**Exercise material:**
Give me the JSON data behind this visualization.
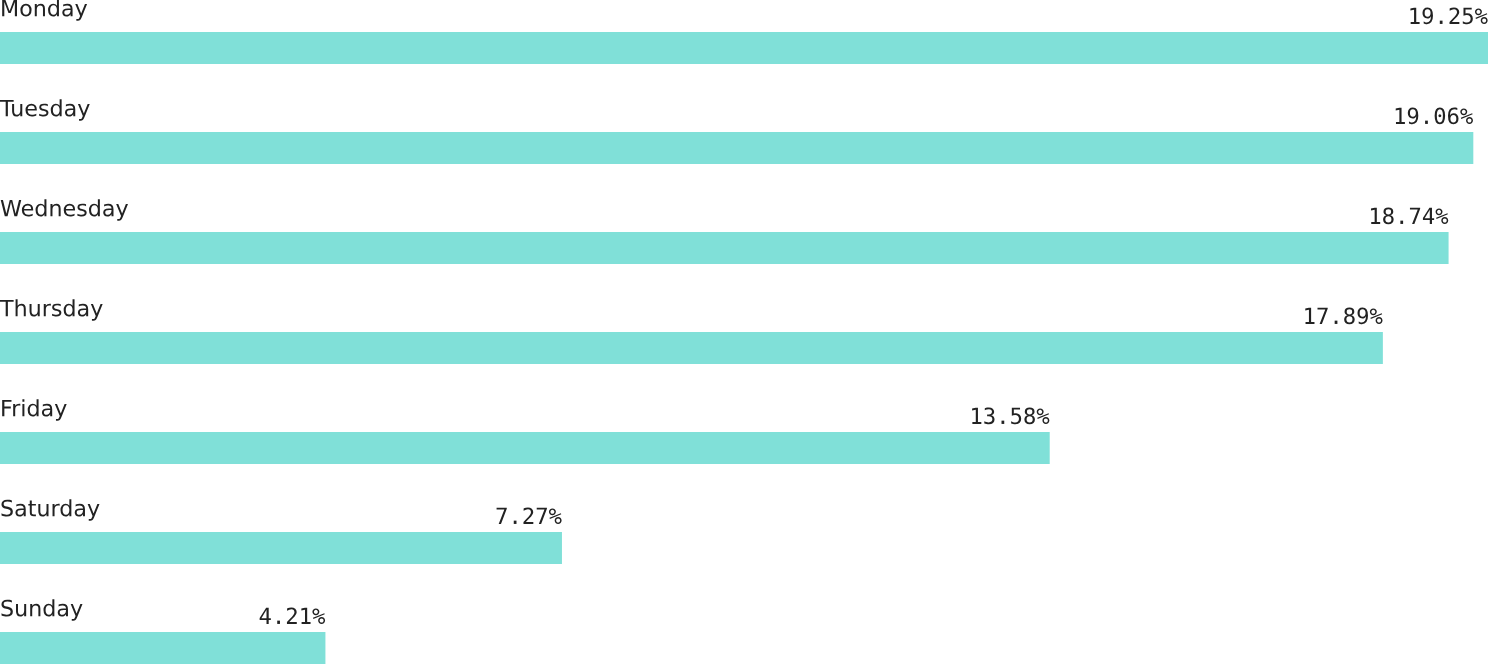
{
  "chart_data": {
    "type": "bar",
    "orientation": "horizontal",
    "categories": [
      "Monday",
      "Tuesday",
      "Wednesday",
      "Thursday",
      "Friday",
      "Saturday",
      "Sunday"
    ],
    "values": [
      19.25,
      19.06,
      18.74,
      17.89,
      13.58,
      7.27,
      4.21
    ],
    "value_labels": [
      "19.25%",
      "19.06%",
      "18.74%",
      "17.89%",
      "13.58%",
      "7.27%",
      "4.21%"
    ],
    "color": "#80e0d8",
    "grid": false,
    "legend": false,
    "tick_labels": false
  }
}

**What is asked:** Gather up the lines containing the word "false" from these records and copy them.

**Complete output:**
    "grid": false,
    "legend": false,
    "tick_labels": false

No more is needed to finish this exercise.